→ **Record excerpts**

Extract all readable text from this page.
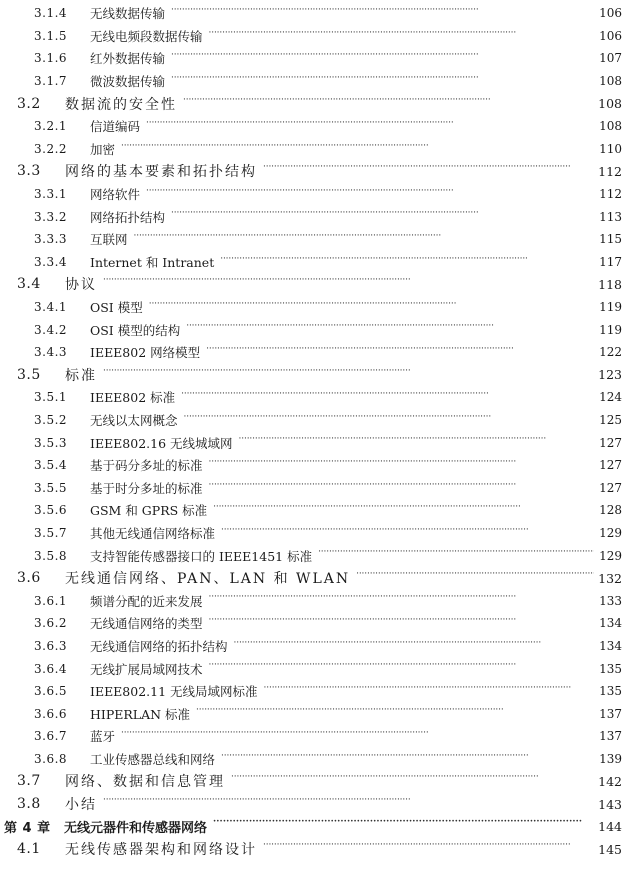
3.1.4	无线数据传输 · · ·	106
3.1.5	无线电频段数据传输 · · ·	106
3.1.6	红外数据传输 · · ·	107
3.1.7	微波数据传输 · · ·	108
3.2	数据流的安全性 · · ·	108
3.2.1	信道编码 · · ·	108
3.2.2	加密 · · ·	110
3.3	网络的基本要素和拓扑结构 · · ·	112
3.3.1	网络软件 · · ·	112
3.3.2	网络拓扑结构 · · ·	113
3.3.3	互联网 · · ·	115
3.3.4	Internet 和 Intranet · · ·	117
3.4	协议 · · ·	118
3.4.1	OSI 模型 · · ·	119
3.4.2	OSI 模型的结构 · · ·	119
3.4.3	IEEE802 网络模型 · · ·	122
3.5	标准 · · ·	123
3.5.1	IEEE802 标准 · · ·	124
3.5.2	无线以太网概念 · · ·	125
3.5.3	IEEE802.16 无线城域网 · · ·	127
3.5.4	基于码分多址的标准 · · ·	127
3.5.5	基于时分多址的标准 · · ·	127
3.5.6	GSM 和 GPRS 标准 · · ·	128
3.5.7	其他无线通信网络标准 · · ·	129
3.5.8	支持智能传感器接口的 IEEE1451 标准 · · ·	129
3.6	无线通信网络、PAN、LAN 和 WLAN · · ·	132
3.6.1	频谱分配的近来发展 · · ·	133
3.6.2	无线通信网络的类型 · · ·	134
3.6.3	无线通信网络的拓扑结构 · · ·	134
3.6.4	无线扩展局域网技术 · · ·	135
3.6.5	IEEE802.11 无线局域网标准 · · ·	135
3.6.6	HIPERLAN 标准 · · ·	137
3.6.7	蓝牙 · · ·	137
3.6.8	工业传感器总线和网络 · · ·	139
3.7	网络、数据和信息管理 · · ·	142
3.8	小结 · · ·	143
第 4 章	无线元器件和传感器网络 · · ·	144
4.1	无线传感器架构和网络设计 · · ·	145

→ **Task objective**
Give every record back exactly as it reads, with no images.

→ **Output of the exercise**
Extract all readable text from this page.
3.1.4	无线数据传输 · · ·	106
3.1.5	无线电频段数据传输 · · ·	106
3.1.6	红外数据传输 · · ·	107
3.1.7	微波数据传输 · · ·	108
3.2	数据流的安全性 · · ·	108
3.2.1	信道编码 · · ·	108
3.2.2	加密 · · ·	110
3.3	网络的基本要素和拓扑结构 · · ·	112
3.3.1	网络软件 · · ·	112
3.3.2	网络拓扑结构 · · ·	113
3.3.3	互联网 · · ·	115
3.3.4	Internet 和 Intranet · · ·	117
3.4	协议 · · ·	118
3.4.1	OSI 模型 · · ·	119
3.4.2	OSI 模型的结构 · · ·	119
3.4.3	IEEE802 网络模型 · · ·	122
3.5	标准 · · ·	123
3.5.1	IEEE802 标准 · · ·	124
3.5.2	无线以太网概念 · · ·	125
3.5.3	IEEE802.16 无线城域网 · · ·	127
3.5.4	基于码分多址的标准 · · ·	127
3.5.5	基于时分多址的标准 · · ·	127
3.5.6	GSM 和 GPRS 标准 · · ·	128
3.5.7	其他无线通信网络标准 · · ·	129
3.5.8	支持智能传感器接口的 IEEE1451 标准 · · ·	129
3.6	无线通信网络、PAN、LAN 和 WLAN · · ·	132
3.6.1	频谱分配的近来发展 · · ·	133
3.6.2	无线通信网络的类型 · · ·	134
3.6.3	无线通信网络的拓扑结构 · · ·	134
3.6.4	无线扩展局域网技术 · · ·	135
3.6.5	IEEE802.11 无线局域网标准 · · ·	135
3.6.6	HIPERLAN 标准 · · ·	137
3.6.7	蓝牙 · · ·	137
3.6.8	工业传感器总线和网络 · · ·	139
3.7	网络、数据和信息管理 · · ·	142
3.8	小结 · · ·	143
第 4 章	无线元器件和传感器网络 · · ·	144
4.1	无线传感器架构和网络设计 · · ·	145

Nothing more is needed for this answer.